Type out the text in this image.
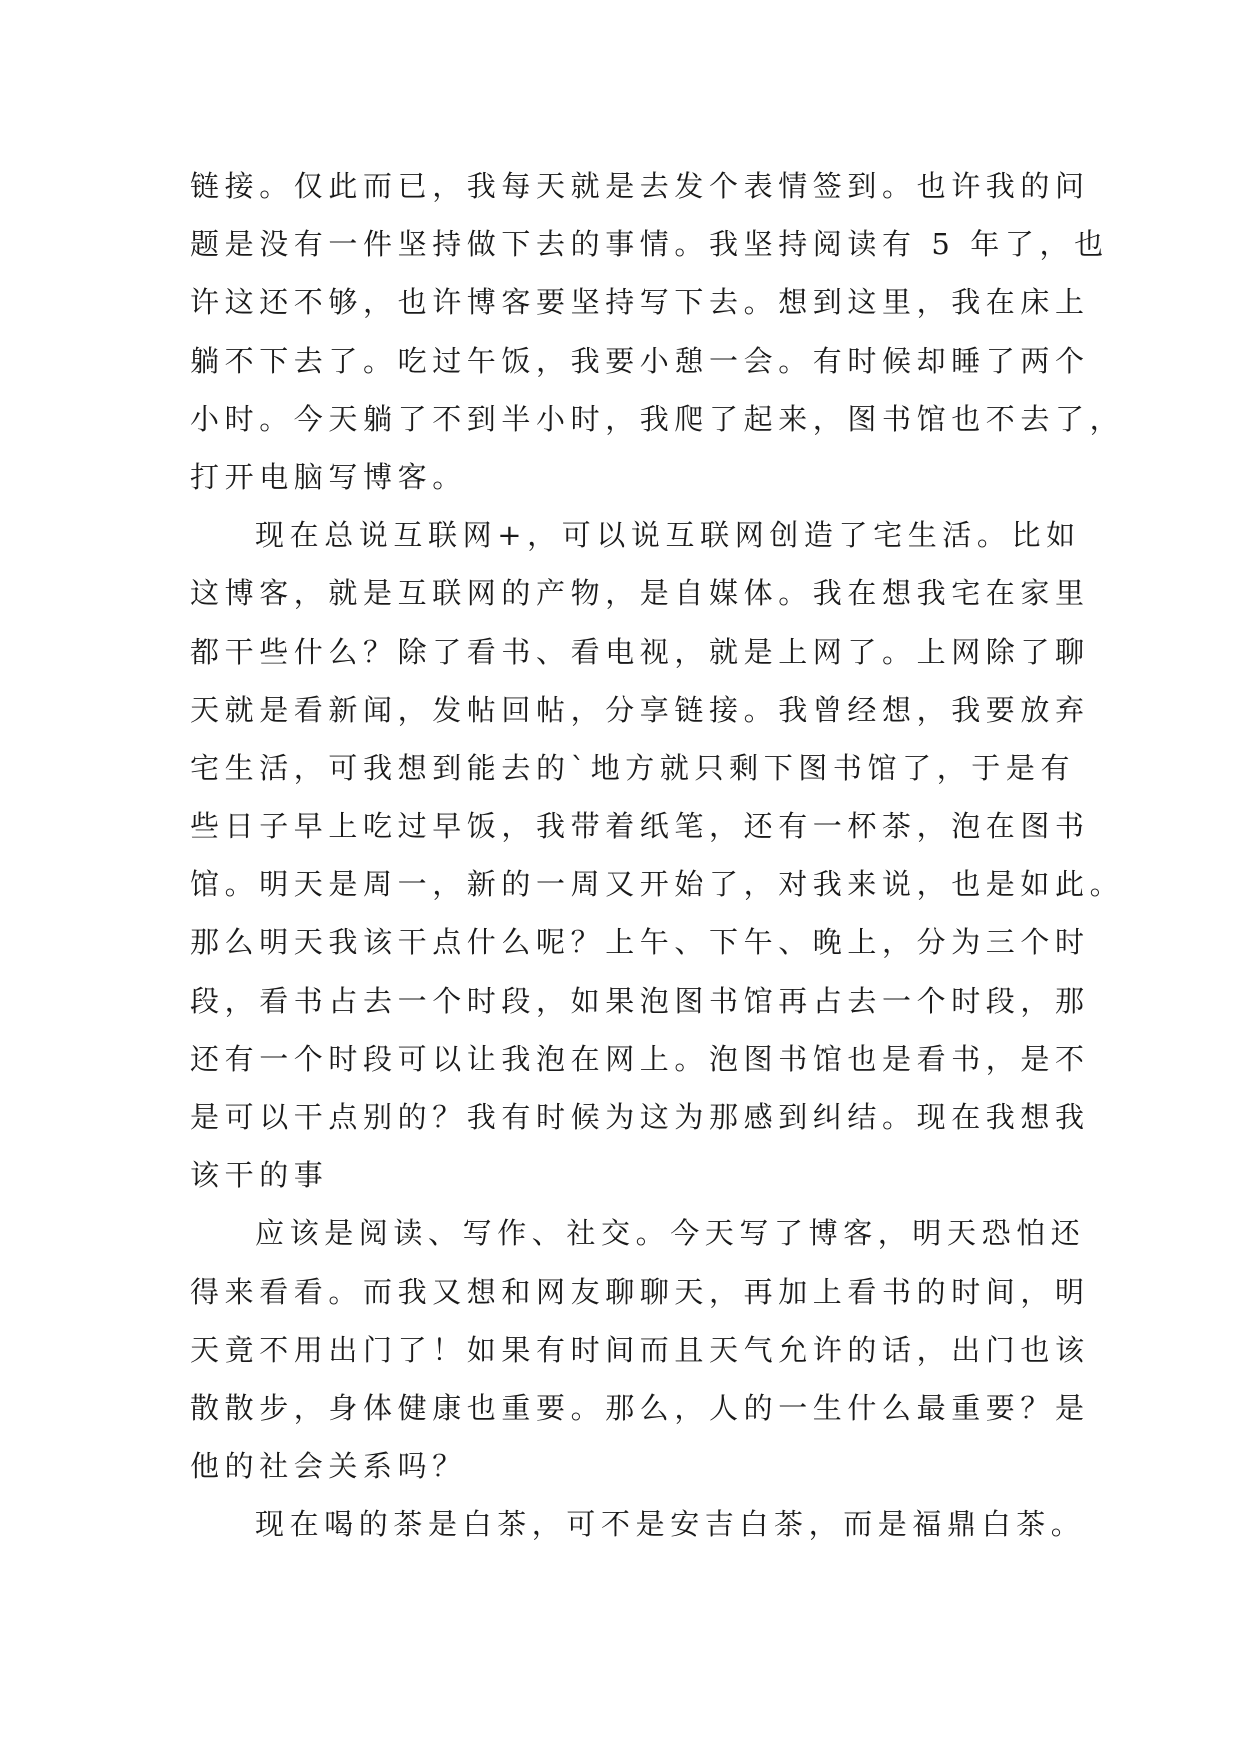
链接。仅此而已，我每天就是去发个表情签到。也许我的问
题是没有一件坚持做下去的事情。我坚持阅读有 5 年了，也
许这还不够，也许博客要坚持写下去。想到这里，我在床上
躺不下去了。吃过午饭，我要小憩一会。有时候却睡了两个
小时。今天躺了不到半小时，我爬了起来，图书馆也不去了，
打开电脑写博客。
现在总说互联网+，可以说互联网创造了宅生活。比如
这博客，就是互联网的产物，是自媒体。我在想我宅在家里
都干些什么？除了看书、看电视，就是上网了。上网除了聊
天就是看新闻，发帖回帖，分享链接。我曾经想，我要放弃
宅生活，可我想到能去的`地方就只剩下图书馆了，于是有
些日子早上吃过早饭，我带着纸笔，还有一杯茶，泡在图书
馆。明天是周一，新的一周又开始了，对我来说，也是如此。
那么明天我该干点什么呢？上午、下午、晚上，分为三个时
段，看书占去一个时段，如果泡图书馆再占去一个时段，那
还有一个时段可以让我泡在网上。泡图书馆也是看书，是不
是可以干点别的？我有时候为这为那感到纠结。现在我想我
该干的事
应该是阅读、写作、社交。今天写了博客，明天恐怕还
得来看看。而我又想和网友聊聊天，再加上看书的时间，明
天竟不用出门了！如果有时间而且天气允许的话，出门也该
散散步，身体健康也重要。那么，人的一生什么最重要？是
他的社会关系吗？
现在喝的茶是白茶，可不是安吉白茶，而是福鼎白茶。
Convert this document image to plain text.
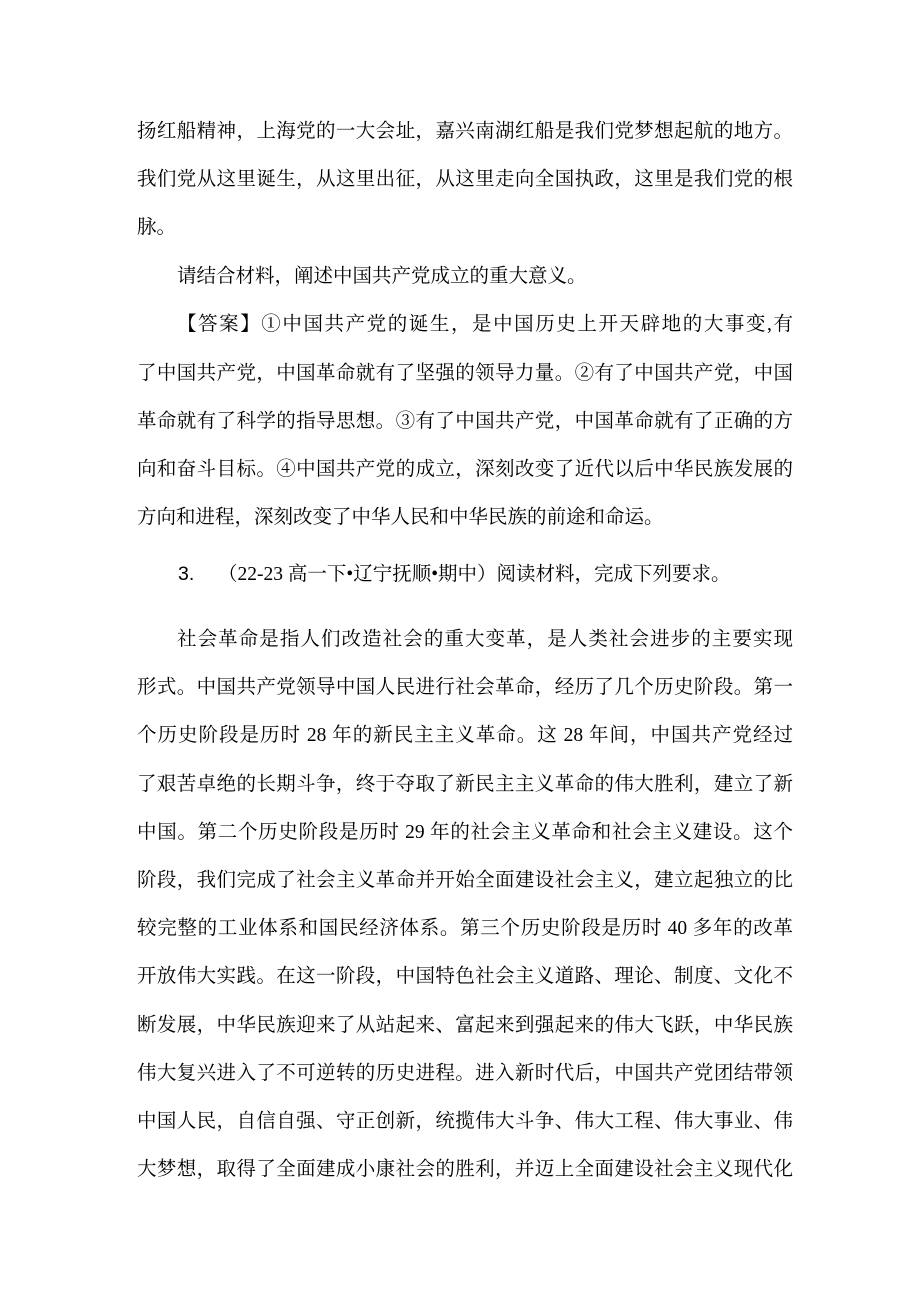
扬红船精神，上海党的一大会址，嘉兴南湖红船是我们党梦想起航的地方。
我们党从这里诞生，从这里出征，从这里走向全国执政，这里是我们党的根
脉。
请结合材料，阐述中国共产党成立的重大意义。
【答案】①中国共产党的诞生，是中国历史上开天辟地的大事变,有
了中国共产党，中国革命就有了坚强的领导力量。②有了中国共产党，中国
革命就有了科学的指导思想。③有了中国共产党，中国革命就有了正确的方
向和奋斗目标。④中国共产党的成立，深刻改变了近代以后中华民族发展的
方向和进程，深刻改变了中华人民和中华民族的前途和命运。
3. （22-23 高一下•辽宁抚顺•期中）阅读材料，完成下列要求。
社会革命是指人们改造社会的重大变革，是人类社会进步的主要实现
形式。中国共产党领导中国人民进行社会革命，经历了几个历史阶段。第一
个历史阶段是历时 28 年的新民主主义革命。这 28 年间，中国共产党经过
了艰苦卓绝的长期斗争，终于夺取了新民主主义革命的伟大胜利，建立了新
中国。第二个历史阶段是历时 29 年的社会主义革命和社会主义建设。这个
阶段，我们完成了社会主义革命并开始全面建设社会主义，建立起独立的比
较完整的工业体系和国民经济体系。第三个历史阶段是历时 40 多年的改革
开放伟大实践。在这一阶段，中国特色社会主义道路、理论、制度、文化不
断发展，中华民族迎来了从站起来、富起来到强起来的伟大飞跃，中华民族
伟大复兴进入了不可逆转的历史进程。进入新时代后，中国共产党团结带领
中国人民，自信自强、守正创新，统揽伟大斗争、伟大工程、伟大事业、伟
大梦想，取得了全面建成小康社会的胜利，并迈上全面建设社会主义现代化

------

== WHAT IS NEEDED ==
Copy out all the records exactly, excluding pictures.

== THE OUTPUT ==
Type out the text in this image.
链接。仅此而已，我每天就是去发个表情签到。也许我的问
题是没有一件坚持做下去的事情。我坚持阅读有 5 年了，也
许这还不够，也许博客要坚持写下去。想到这里，我在床上
躺不下去了。吃过午饭，我要小憩一会。有时候却睡了两个
小时。今天躺了不到半小时，我爬了起来，图书馆也不去了，
打开电脑写博客。
现在总说互联网+，可以说互联网创造了宅生活。比如
这博客，就是互联网的产物，是自媒体。我在想我宅在家里
都干些什么？除了看书、看电视，就是上网了。上网除了聊
天就是看新闻，发帖回帖，分享链接。我曾经想，我要放弃
宅生活，可我想到能去的`地方就只剩下图书馆了，于是有
些日子早上吃过早饭，我带着纸笔，还有一杯茶，泡在图书
馆。明天是周一，新的一周又开始了，对我来说，也是如此。
那么明天我该干点什么呢？上午、下午、晚上，分为三个时
段，看书占去一个时段，如果泡图书馆再占去一个时段，那
还有一个时段可以让我泡在网上。泡图书馆也是看书，是不
是可以干点别的？我有时候为这为那感到纠结。现在我想我
该干的事
应该是阅读、写作、社交。今天写了博客，明天恐怕还
得来看看。而我又想和网友聊聊天，再加上看书的时间，明
天竟不用出门了！如果有时间而且天气允许的话，出门也该
散散步，身体健康也重要。那么，人的一生什么最重要？是
他的社会关系吗？
现在喝的茶是白茶，可不是安吉白茶，而是福鼎白茶。
Convert this document image to plain text.
扬红船精神，上海党的一大会址，嘉兴南湖红船是我们党梦想起航的地方。
我们党从这里诞生，从这里出征，从这里走向全国执政，这里是我们党的根
脉。
请结合材料，阐述中国共产党成立的重大意义。
【答案】①中国共产党的诞生，是中国历史上开天辟地的大事变,有
了中国共产党，中国革命就有了坚强的领导力量。②有了中国共产党，中国
革命就有了科学的指导思想。③有了中国共产党，中国革命就有了正确的方
向和奋斗目标。④中国共产党的成立，深刻改变了近代以后中华民族发展的
方向和进程，深刻改变了中华人民和中华民族的前途和命运。
3. （22-23 高一下•辽宁抚顺•期中）阅读材料，完成下列要求。
社会革命是指人们改造社会的重大变革，是人类社会进步的主要实现
形式。中国共产党领导中国人民进行社会革命，经历了几个历史阶段。第一
个历史阶段是历时 28 年的新民主主义革命。这 28 年间，中国共产党经过
了艰苦卓绝的长期斗争，终于夺取了新民主主义革命的伟大胜利，建立了新
中国。第二个历史阶段是历时 29 年的社会主义革命和社会主义建设。这个
阶段，我们完成了社会主义革命并开始全面建设社会主义，建立起独立的比
较完整的工业体系和国民经济体系。第三个历史阶段是历时 40 多年的改革
开放伟大实践。在这一阶段，中国特色社会主义道路、理论、制度、文化不
断发展，中华民族迎来了从站起来、富起来到强起来的伟大飞跃，中华民族
伟大复兴进入了不可逆转的历史进程。进入新时代后，中国共产党团结带领
中国人民，自信自强、守正创新，统揽伟大斗争、伟大工程、伟大事业、伟
大梦想，取得了全面建成小康社会的胜利，并迈上全面建设社会主义现代化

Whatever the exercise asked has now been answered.